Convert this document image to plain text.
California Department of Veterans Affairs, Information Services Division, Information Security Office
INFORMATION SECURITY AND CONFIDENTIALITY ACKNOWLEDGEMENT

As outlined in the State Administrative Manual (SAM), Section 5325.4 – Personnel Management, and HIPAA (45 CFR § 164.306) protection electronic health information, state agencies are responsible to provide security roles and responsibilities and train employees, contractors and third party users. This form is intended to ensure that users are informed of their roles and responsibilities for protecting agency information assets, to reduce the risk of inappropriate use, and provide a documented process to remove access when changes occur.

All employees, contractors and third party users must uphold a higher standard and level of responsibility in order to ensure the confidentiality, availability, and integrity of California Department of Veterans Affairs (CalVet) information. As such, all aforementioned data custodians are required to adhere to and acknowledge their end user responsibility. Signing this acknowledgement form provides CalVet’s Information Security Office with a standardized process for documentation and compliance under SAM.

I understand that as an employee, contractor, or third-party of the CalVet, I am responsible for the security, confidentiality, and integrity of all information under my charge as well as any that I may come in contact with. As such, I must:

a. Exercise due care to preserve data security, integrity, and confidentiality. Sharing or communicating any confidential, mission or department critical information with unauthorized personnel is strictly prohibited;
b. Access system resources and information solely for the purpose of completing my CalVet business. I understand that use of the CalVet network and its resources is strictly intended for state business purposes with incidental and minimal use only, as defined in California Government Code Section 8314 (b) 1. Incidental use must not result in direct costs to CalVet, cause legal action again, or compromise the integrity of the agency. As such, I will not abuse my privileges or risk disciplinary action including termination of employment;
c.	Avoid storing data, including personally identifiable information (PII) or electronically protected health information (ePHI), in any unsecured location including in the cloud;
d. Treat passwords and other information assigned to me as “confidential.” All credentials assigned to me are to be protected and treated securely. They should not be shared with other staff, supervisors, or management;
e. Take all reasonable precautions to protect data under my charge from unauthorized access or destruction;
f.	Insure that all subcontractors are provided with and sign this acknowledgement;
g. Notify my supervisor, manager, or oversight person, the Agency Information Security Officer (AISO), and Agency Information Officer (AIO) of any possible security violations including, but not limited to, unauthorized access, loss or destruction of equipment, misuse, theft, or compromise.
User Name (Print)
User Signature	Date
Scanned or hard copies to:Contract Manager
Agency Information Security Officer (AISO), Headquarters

◆ **What the exercise asks**: Locate each line with the word "users" and copy it.

◆ **Solution to this task**:
As outlined in the State Administrative Manual (SAM), Section 5325.4 – Personnel Management, and HIPAA (45 CFR § 164.306) protection electronic health information, state agencies are responsible to provide security roles and responsibilities and train employees, contractors and third party users. This form is intended to ensure that users are informed of their roles and responsibilities for protecting agency information assets, to reduce the risk of inappropriate use, and provide a documented process to remove access when changes occur.
All employees, contractors and third party users must uphold a higher standard and level of responsibility in order to ensure the confidentiality, availability, and integrity of California Department of Veterans Affairs (CalVet) information. As such, all aforementioned data custodians are required to adhere to and acknowledge their end user responsibility. Signing this acknowledgement form provides CalVet’s Information Security Office with a standardized process for documentation and compliance under SAM.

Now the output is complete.